*Exercise description:* All of the lines below are to be printed again exactly; images are excluded from the output.

==== Data provided

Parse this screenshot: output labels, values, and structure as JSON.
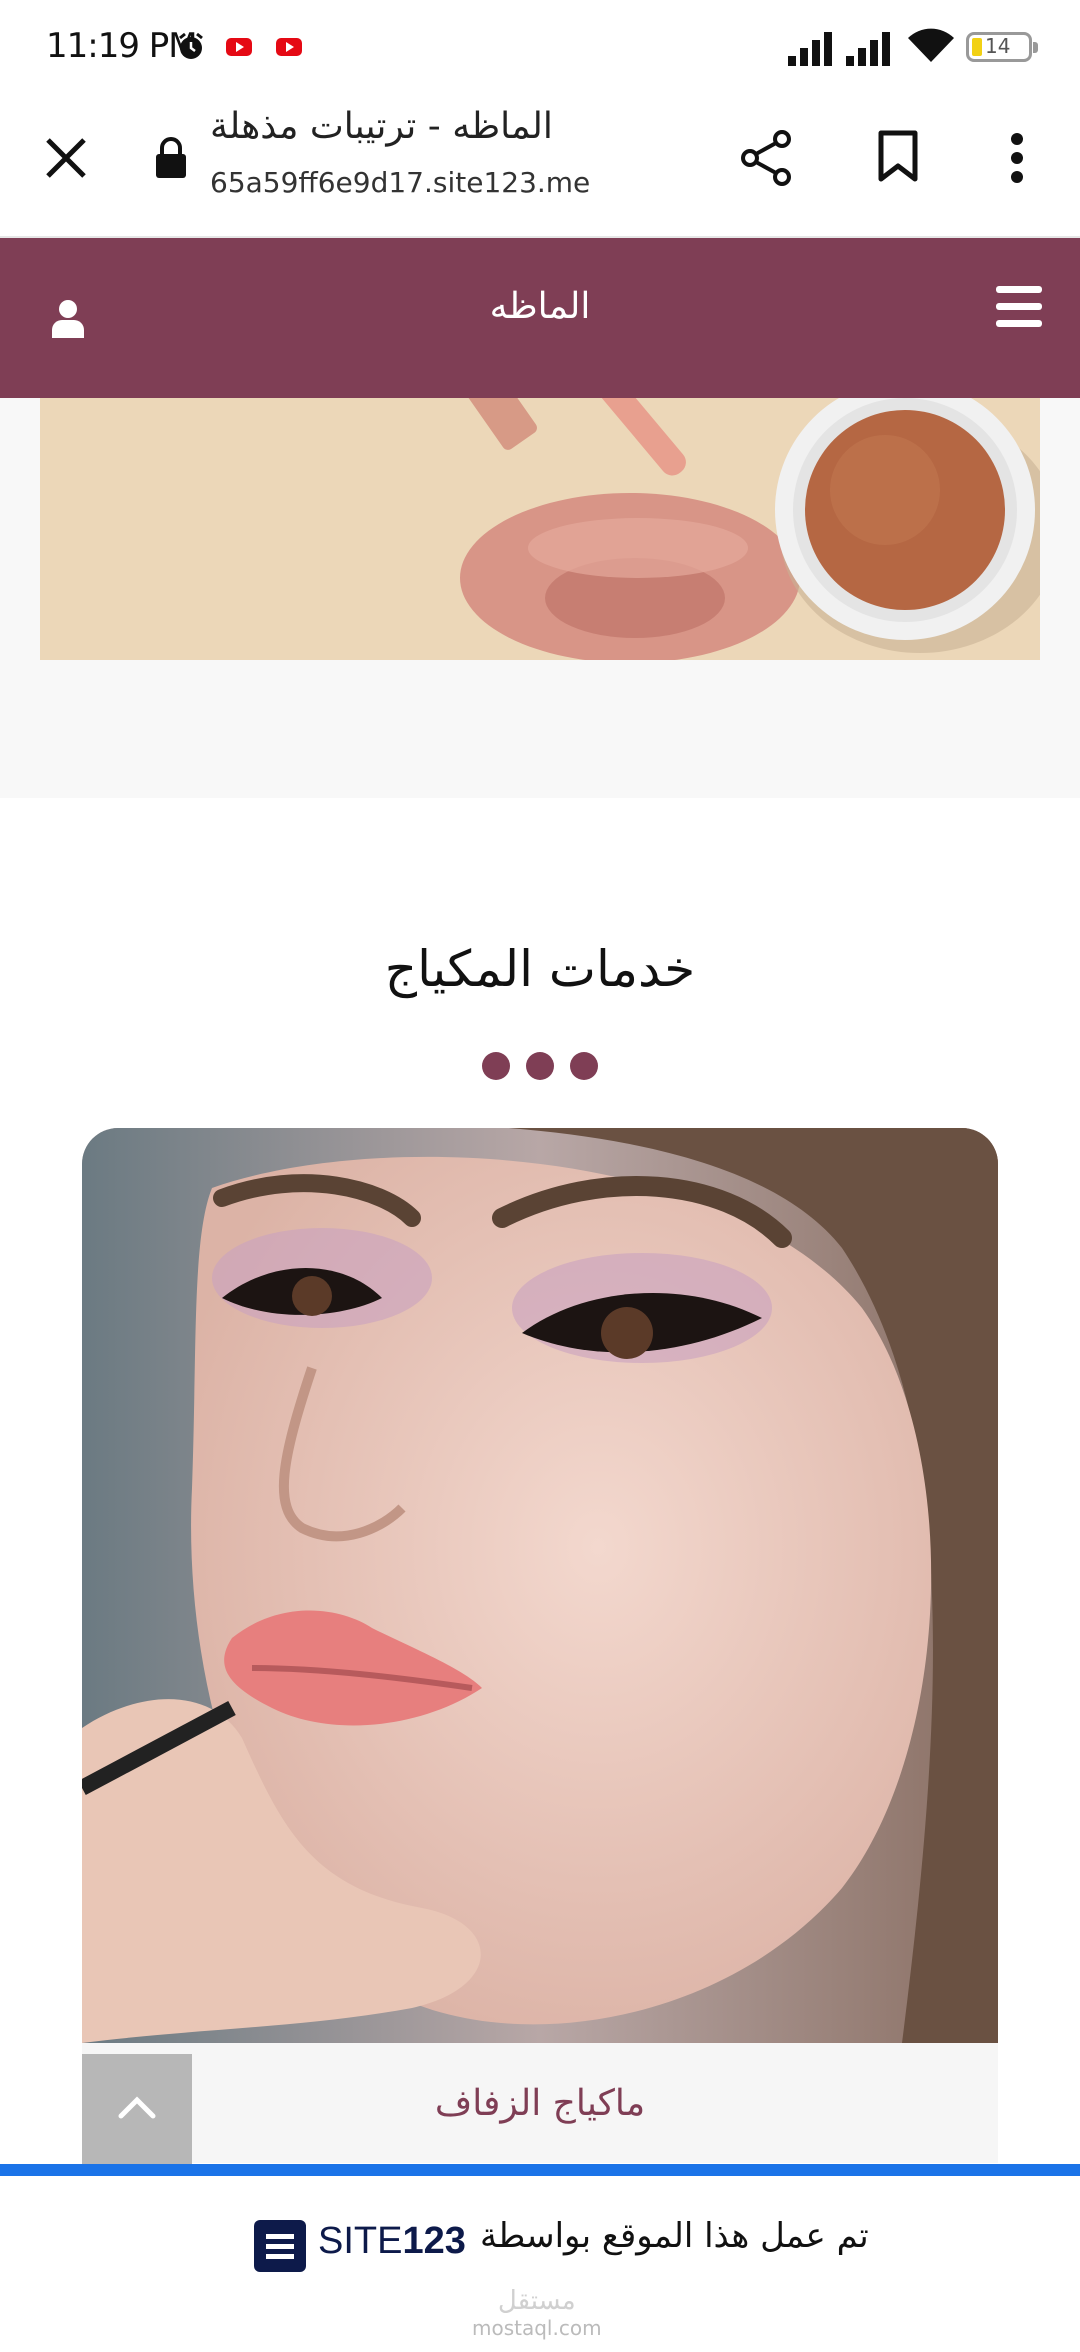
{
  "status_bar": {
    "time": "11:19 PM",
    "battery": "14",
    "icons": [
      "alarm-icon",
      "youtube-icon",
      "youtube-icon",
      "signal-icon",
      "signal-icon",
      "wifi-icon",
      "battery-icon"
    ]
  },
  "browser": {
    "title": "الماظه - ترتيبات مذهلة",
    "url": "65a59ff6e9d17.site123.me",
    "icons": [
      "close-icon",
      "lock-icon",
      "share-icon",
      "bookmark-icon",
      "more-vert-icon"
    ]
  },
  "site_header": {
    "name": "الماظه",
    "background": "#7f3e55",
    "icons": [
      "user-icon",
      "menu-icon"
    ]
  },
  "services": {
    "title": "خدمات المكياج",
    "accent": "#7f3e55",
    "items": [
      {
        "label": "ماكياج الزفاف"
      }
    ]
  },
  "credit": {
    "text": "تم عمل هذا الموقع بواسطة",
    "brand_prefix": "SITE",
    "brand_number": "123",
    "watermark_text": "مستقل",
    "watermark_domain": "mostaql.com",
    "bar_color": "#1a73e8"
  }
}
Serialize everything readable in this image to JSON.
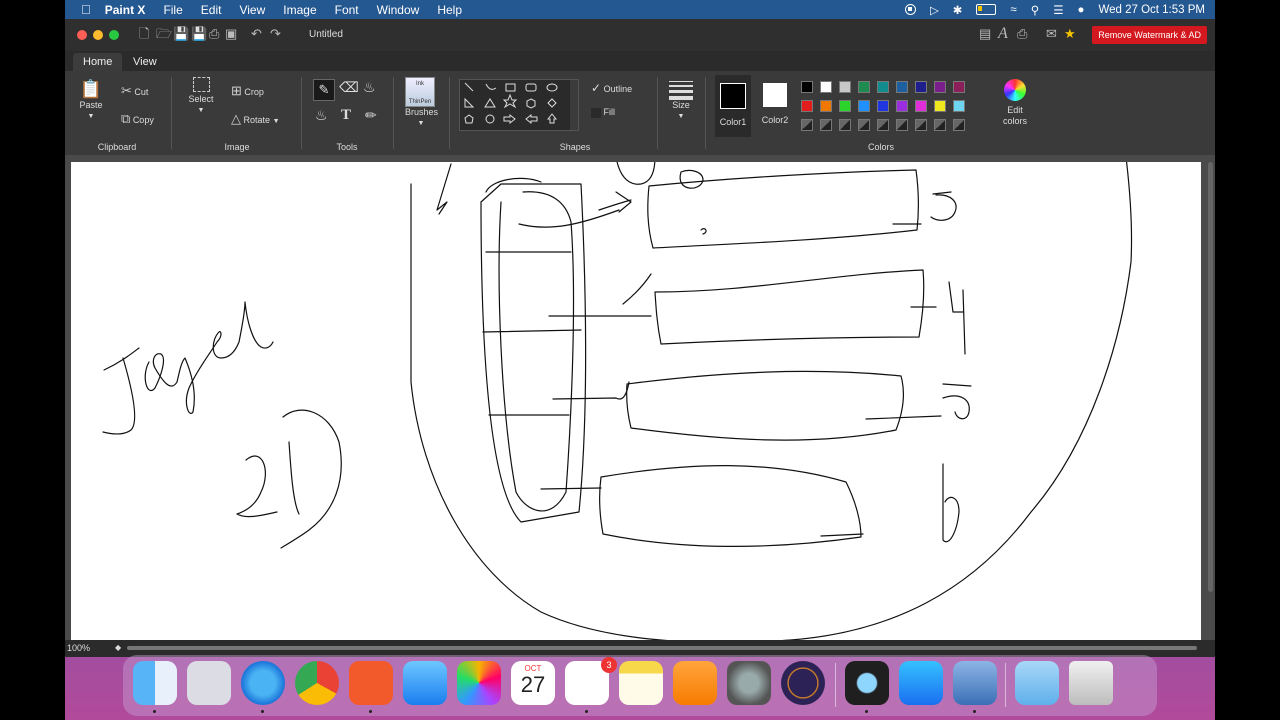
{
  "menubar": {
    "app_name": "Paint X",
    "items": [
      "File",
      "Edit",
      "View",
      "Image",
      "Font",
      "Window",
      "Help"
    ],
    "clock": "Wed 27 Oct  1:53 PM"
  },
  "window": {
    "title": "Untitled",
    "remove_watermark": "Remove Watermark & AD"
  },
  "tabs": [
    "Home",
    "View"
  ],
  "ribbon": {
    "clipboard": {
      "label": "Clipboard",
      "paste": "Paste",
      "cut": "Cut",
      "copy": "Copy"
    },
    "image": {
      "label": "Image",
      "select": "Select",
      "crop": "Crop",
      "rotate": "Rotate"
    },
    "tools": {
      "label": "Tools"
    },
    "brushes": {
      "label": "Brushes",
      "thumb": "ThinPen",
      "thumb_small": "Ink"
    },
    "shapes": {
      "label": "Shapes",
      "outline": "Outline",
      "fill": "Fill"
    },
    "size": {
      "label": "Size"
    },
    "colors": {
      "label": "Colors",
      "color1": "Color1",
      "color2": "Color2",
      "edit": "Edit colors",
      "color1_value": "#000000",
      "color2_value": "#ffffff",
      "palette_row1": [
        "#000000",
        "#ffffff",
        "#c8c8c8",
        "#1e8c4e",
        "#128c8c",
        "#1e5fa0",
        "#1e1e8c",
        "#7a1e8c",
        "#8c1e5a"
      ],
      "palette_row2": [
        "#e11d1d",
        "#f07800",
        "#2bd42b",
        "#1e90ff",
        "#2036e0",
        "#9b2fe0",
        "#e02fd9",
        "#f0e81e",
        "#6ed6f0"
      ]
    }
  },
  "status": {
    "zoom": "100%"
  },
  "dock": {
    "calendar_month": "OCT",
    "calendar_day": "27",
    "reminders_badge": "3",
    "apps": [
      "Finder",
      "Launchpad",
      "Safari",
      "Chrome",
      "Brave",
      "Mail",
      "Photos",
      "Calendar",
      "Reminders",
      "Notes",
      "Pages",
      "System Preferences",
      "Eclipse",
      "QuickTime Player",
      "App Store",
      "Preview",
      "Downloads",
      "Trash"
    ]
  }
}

========

*Written reply:*
Parse this screenshot: output labels, values, and structure as JSON.
{
  "status_bar": {
    "time": "11:19 PM",
    "battery": "14",
    "icons": [
      "alarm-icon",
      "youtube-icon",
      "youtube-icon",
      "signal-icon",
      "signal-icon",
      "wifi-icon",
      "battery-icon"
    ]
  },
  "browser": {
    "title": "الماظه - ترتيبات مذهلة",
    "url": "65a59ff6e9d17.site123.me",
    "icons": [
      "close-icon",
      "lock-icon",
      "share-icon",
      "bookmark-icon",
      "more-vert-icon"
    ]
  },
  "site_header": {
    "name": "الماظه",
    "background": "#7f3e55",
    "icons": [
      "user-icon",
      "menu-icon"
    ]
  },
  "services": {
    "title": "خدمات المكياج",
    "accent": "#7f3e55",
    "items": [
      {
        "label": "ماكياج الزفاف"
      }
    ]
  },
  "credit": {
    "text": "تم عمل هذا الموقع بواسطة",
    "brand_prefix": "SITE",
    "brand_number": "123",
    "watermark_text": "مستقل",
    "watermark_domain": "mostaql.com",
    "bar_color": "#1a73e8"
  }
}
Serialize everything readable in this image to JSON.
{
  "menubar": {
    "app_name": "Paint X",
    "items": [
      "File",
      "Edit",
      "View",
      "Image",
      "Font",
      "Window",
      "Help"
    ],
    "clock": "Wed 27 Oct  1:53 PM"
  },
  "window": {
    "title": "Untitled",
    "remove_watermark": "Remove Watermark & AD"
  },
  "tabs": [
    "Home",
    "View"
  ],
  "ribbon": {
    "clipboard": {
      "label": "Clipboard",
      "paste": "Paste",
      "cut": "Cut",
      "copy": "Copy"
    },
    "image": {
      "label": "Image",
      "select": "Select",
      "crop": "Crop",
      "rotate": "Rotate"
    },
    "tools": {
      "label": "Tools"
    },
    "brushes": {
      "label": "Brushes",
      "thumb": "ThinPen",
      "thumb_small": "Ink"
    },
    "shapes": {
      "label": "Shapes",
      "outline": "Outline",
      "fill": "Fill"
    },
    "size": {
      "label": "Size"
    },
    "colors": {
      "label": "Colors",
      "color1": "Color1",
      "color2": "Color2",
      "edit": "Edit colors",
      "color1_value": "#000000",
      "color2_value": "#ffffff",
      "palette_row1": [
        "#000000",
        "#ffffff",
        "#c8c8c8",
        "#1e8c4e",
        "#128c8c",
        "#1e5fa0",
        "#1e1e8c",
        "#7a1e8c",
        "#8c1e5a"
      ],
      "palette_row2": [
        "#e11d1d",
        "#f07800",
        "#2bd42b",
        "#1e90ff",
        "#2036e0",
        "#9b2fe0",
        "#e02fd9",
        "#f0e81e",
        "#6ed6f0"
      ]
    }
  },
  "status": {
    "zoom": "100%"
  },
  "dock": {
    "calendar_month": "OCT",
    "calendar_day": "27",
    "reminders_badge": "3",
    "apps": [
      "Finder",
      "Launchpad",
      "Safari",
      "Chrome",
      "Brave",
      "Mail",
      "Photos",
      "Calendar",
      "Reminders",
      "Notes",
      "Pages",
      "System Preferences",
      "Eclipse",
      "QuickTime Player",
      "App Store",
      "Preview",
      "Downloads",
      "Trash"
    ]
  }
}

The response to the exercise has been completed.